**Exercise:**
Give back the full listing, character for character, with no pictures.

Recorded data
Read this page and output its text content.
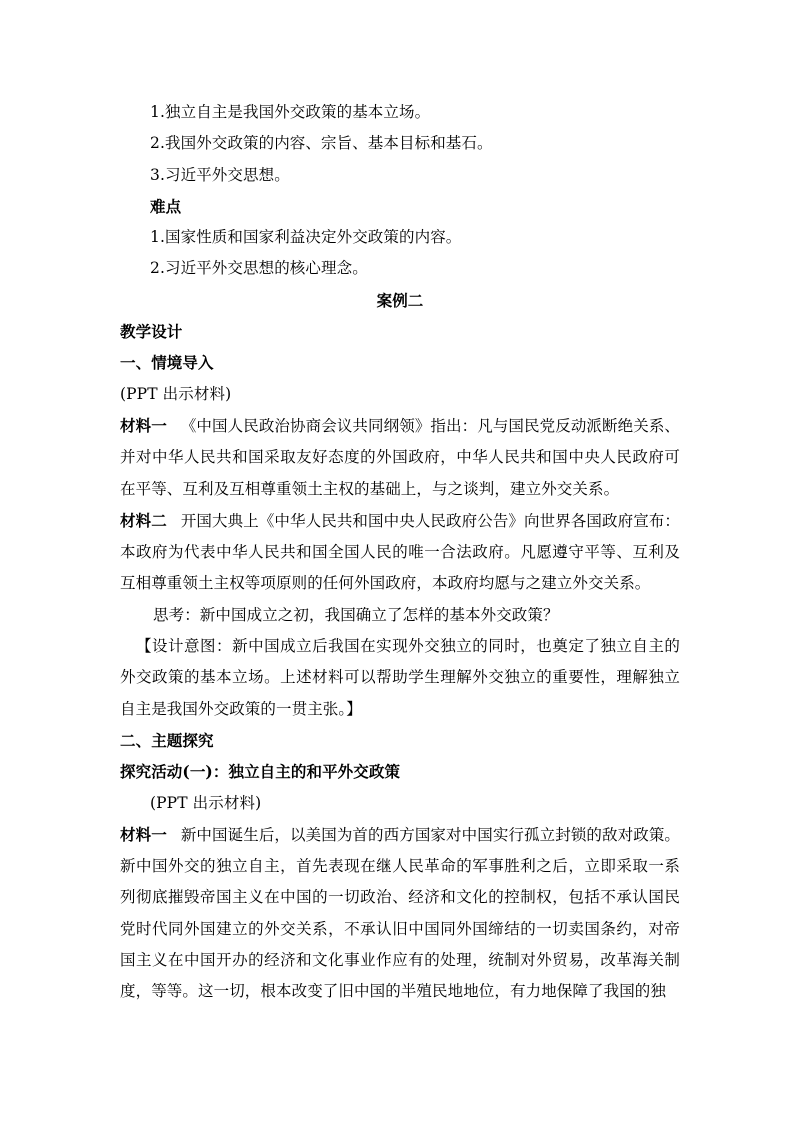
1.独立自主是我国外交政策的基本立场。

2.我国外交政策的内容、宗旨、基本目标和基石。

3.习近平外交思想。

难点

1.国家性质和国家利益决定外交政策的内容。

2.习近平外交思想的核心理念。

案例二

教学设计

一、情境导入

(PPT 出示材料)

材料一 《中国人民政治协商会议共同纲领》指出：凡与国民党反动派断绝关系、并对中华人民共和国采取友好态度的外国政府，中华人民共和国中央人民政府可在平等、互利及互相尊重领土主权的基础上，与之谈判，建立外交关系。

材料二 开国大典上《中华人民共和国中央人民政府公告》向世界各国政府宣布：本政府为代表中华人民共和国全国人民的唯一合法政府。凡愿遵守平等、互利及互相尊重领土主权等项原则的任何外国政府，本政府均愿与之建立外交关系。

思考：新中国成立之初，我国确立了怎样的基本外交政策？

【设计意图：新中国成立后我国在实现外交独立的同时，也奠定了独立自主的外交政策的基本立场。上述材料可以帮助学生理解外交独立的重要性，理解独立自主是我国外交政策的一贯主张。】

二、主题探究

探究活动(一)：独立自主的和平外交政策

(PPT 出示材料)

材料一 新中国诞生后，以美国为首的西方国家对中国实行孤立封锁的敌对政策。新中国外交的独立自主，首先表现在继人民革命的军事胜利之后，立即采取一系列彻底摧毁帝国主义在中国的一切政治、经济和文化的控制权，包括不承认国民党时代同外国建立的外交关系，不承认旧中国同外国缔结的一切卖国条约，对帝国主义在中国开办的经济和文化事业作应有的处理，统制对外贸易，改革海关制度，等等。这一切，根本改变了旧中国的半殖民地地位，有力地保障了我国的独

**Task output:**
Read this page and output its text content.
1.独立自主是我国外交政策的基本立场。

2.我国外交政策的内容、宗旨、基本目标和基石。

3.习近平外交思想。

难点

1.国家性质和国家利益决定外交政策的内容。

2.习近平外交思想的核心理念。

案例二

教学设计

一、情境导入

(PPT 出示材料)

材料一 《中国人民政治协商会议共同纲领》指出：凡与国民党反动派断绝关系、并对中华人民共和国采取友好态度的外国政府，中华人民共和国中央人民政府可在平等、互利及互相尊重领土主权的基础上，与之谈判，建立外交关系。

材料二 开国大典上《中华人民共和国中央人民政府公告》向世界各国政府宣布：本政府为代表中华人民共和国全国人民的唯一合法政府。凡愿遵守平等、互利及互相尊重领土主权等项原则的任何外国政府，本政府均愿与之建立外交关系。

思考：新中国成立之初，我国确立了怎样的基本外交政策？

【设计意图：新中国成立后我国在实现外交独立的同时，也奠定了独立自主的外交政策的基本立场。上述材料可以帮助学生理解外交独立的重要性，理解独立自主是我国外交政策的一贯主张。】

二、主题探究

探究活动(一)：独立自主的和平外交政策

(PPT 出示材料)

材料一 新中国诞生后，以美国为首的西方国家对中国实行孤立封锁的敌对政策。新中国外交的独立自主，首先表现在继人民革命的军事胜利之后，立即采取一系列彻底摧毁帝国主义在中国的一切政治、经济和文化的控制权，包括不承认国民党时代同外国建立的外交关系，不承认旧中国同外国缔结的一切卖国条约，对帝国主义在中国开办的经济和文化事业作应有的处理，统制对外贸易，改革海关制度，等等。这一切，根本改变了旧中国的半殖民地地位，有力地保障了我国的独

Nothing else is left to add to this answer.